*** FRAGMENTO DEL DOCUMENTO

Frederik, de 37 años, espera que también sus compañeros que participaron en el "caos de Abu Grhaib" asuman su responsabilidad. El propio Frederik compareció ante la prensa en compañía de su mujer, pero sólo se expresó a través de su abogado.
 
Otro de los soldados acusados, el sargento Charles Graner, fracasó hoy en un intento de evitar que el tribunal que le juzgará no admita como prueba una serie de fotos de los abusos, segun fuentes estadounidenses.
 
La cúpula del Pentágono y la comandancia militar estadounidense en Irak contibuyeron con múltiples fallas a crear el ambiente que permitió las torturas de detenidos en la cárcel iraquí de Abu Ghraib, según concluyó un panel investigativo en un informe publicado hoy.
 
El panel independiente, dirigido por el ex secretario de Defensa James Schlesinger, determinó que el actual secretario de Defensa, Donald Rumsfeld, y el Estado Mayor Conjunto no llevaron a cabo una correcta supervisación de las confusas políticas de detención en prisiones de Irak, Afganistán y Cuba, dijo la fuente.

******

_LISTA DE TAREAS_
- A) Indica si cada afirmación concuerda con el fragmento sobre las torturas en Abu Ghraib. Responde sí o no y cita literalmente las palabras del fragmento que lo deciden. (i) Frederik tiene 37 años. (ii) El panel independiente fue dirigido por Donald Rumsfeld. (iii) El informe del panel investigativo se publicó hoy.
- B) Prosigue el fragmento sobre las torturas en Abu Ghraib con un párrafo que empiece justo después de su última oración.
Las entradas que vienen a continuación no hacen falta para resolver nada.

*** MATERIAL APORTADO

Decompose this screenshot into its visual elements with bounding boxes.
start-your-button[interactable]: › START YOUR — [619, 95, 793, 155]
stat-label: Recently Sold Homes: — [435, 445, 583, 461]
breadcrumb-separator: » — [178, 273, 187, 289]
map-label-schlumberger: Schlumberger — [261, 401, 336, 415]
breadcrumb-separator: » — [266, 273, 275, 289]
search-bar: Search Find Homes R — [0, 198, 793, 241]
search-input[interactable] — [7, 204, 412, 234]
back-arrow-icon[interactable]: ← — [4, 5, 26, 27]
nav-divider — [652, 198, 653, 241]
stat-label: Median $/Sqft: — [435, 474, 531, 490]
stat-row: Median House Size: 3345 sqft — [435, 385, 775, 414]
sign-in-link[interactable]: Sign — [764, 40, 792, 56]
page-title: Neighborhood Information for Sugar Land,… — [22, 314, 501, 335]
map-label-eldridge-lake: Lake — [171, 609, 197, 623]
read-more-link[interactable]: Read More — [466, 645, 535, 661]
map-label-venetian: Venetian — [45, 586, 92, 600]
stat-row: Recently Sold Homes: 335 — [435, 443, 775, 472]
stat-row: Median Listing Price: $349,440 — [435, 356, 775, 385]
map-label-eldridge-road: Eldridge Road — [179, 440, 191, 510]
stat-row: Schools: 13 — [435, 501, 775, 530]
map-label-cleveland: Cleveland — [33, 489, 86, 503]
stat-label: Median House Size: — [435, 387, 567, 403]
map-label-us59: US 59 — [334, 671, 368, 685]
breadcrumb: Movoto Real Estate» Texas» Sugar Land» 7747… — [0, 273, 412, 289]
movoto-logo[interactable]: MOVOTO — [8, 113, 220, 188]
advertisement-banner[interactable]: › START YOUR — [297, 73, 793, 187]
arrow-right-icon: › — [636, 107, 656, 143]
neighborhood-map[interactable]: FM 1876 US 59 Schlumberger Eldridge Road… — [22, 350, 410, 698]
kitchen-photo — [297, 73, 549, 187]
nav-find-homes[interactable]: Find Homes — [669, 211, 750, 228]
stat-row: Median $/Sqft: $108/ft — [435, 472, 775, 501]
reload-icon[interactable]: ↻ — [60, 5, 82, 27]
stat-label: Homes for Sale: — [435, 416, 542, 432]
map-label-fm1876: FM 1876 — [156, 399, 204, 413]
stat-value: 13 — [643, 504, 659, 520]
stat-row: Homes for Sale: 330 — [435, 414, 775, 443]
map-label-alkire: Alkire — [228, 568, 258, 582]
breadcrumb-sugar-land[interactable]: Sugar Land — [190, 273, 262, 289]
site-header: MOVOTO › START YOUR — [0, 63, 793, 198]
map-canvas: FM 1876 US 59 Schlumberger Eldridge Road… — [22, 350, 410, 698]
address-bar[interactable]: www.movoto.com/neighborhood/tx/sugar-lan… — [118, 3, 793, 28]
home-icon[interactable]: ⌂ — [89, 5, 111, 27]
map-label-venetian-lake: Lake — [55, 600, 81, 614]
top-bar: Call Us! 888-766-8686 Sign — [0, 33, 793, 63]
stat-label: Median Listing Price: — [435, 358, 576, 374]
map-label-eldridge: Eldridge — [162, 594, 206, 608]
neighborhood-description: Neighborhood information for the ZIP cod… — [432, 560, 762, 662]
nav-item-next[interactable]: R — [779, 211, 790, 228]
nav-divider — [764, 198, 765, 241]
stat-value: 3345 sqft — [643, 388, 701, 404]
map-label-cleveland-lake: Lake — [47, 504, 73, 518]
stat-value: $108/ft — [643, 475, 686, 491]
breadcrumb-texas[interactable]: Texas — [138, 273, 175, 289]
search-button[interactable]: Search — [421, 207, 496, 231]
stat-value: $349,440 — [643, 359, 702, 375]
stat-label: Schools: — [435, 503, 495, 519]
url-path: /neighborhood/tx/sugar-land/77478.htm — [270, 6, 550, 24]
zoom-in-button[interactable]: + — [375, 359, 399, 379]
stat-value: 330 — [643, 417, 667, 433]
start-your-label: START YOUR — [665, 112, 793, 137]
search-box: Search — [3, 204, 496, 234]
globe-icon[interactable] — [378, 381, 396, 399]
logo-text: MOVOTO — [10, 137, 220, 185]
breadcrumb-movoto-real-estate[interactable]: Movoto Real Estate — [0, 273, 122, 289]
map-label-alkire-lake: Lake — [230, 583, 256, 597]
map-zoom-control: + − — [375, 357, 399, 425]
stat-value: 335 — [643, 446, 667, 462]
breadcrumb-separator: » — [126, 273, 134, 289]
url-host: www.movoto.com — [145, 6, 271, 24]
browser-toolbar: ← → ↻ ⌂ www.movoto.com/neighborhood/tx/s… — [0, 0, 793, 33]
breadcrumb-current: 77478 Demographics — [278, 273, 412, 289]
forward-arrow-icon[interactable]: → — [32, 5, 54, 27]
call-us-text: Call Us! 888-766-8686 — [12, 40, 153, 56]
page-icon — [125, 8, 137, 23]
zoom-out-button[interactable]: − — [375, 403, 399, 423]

******

_RESPUESTAS_
- A)
(i) Sí: "Frederik, de 37 años".
(ii) No: "dirigido por el ex secretario de Defensa James Schlesinger".
(iii) Sí: "en un informe publicado hoy".

- B)
 
La noticia se conoció horas después de que un juez militar norteamericano fallara que Rumsfeld no puede ser forzado a testificar en el juicio sobre las torturas en Abu Ghraib, que se inició ayer en Mannheim, Alemania, con las audiencias preliminares contra cuatro soldados estadounidenses acusados de vejámenes.
 
Paul Bergrin, abogado de uno de los acusados, el sargento Javal Davis, dijo que Rumsfeld firmó en 2002 las órdenes que autorizaron severos métodos de interrogatorios en todas las prisiones militares norteamericanas, y pidió que se citara a declarar al secretario de Defensa estadounidense.
 
Sin embargo, el juez del proceso, James Pohl, falló hoy que Bergrin no presentó suficiente evidencia de un vínculo entre los acusados y Rumsfeld como para emitir una orden de citación.
 
"No veo una conexión entre este grupo y las autoridades en Washington. No digo que no haya un vínculo, pero no se mostró suficiente evidencia", dijo Pohl al abogado de Davis.
 
Por su parte, el panel investigativo de Schlesinger dijo no haber hallado pruebas de que Rumsfeld o jefes militares hayan ordenado directamente cometer los abusos que escandalizaron al planeta e inflamaron los ánimos del mundo árabe y musulmán.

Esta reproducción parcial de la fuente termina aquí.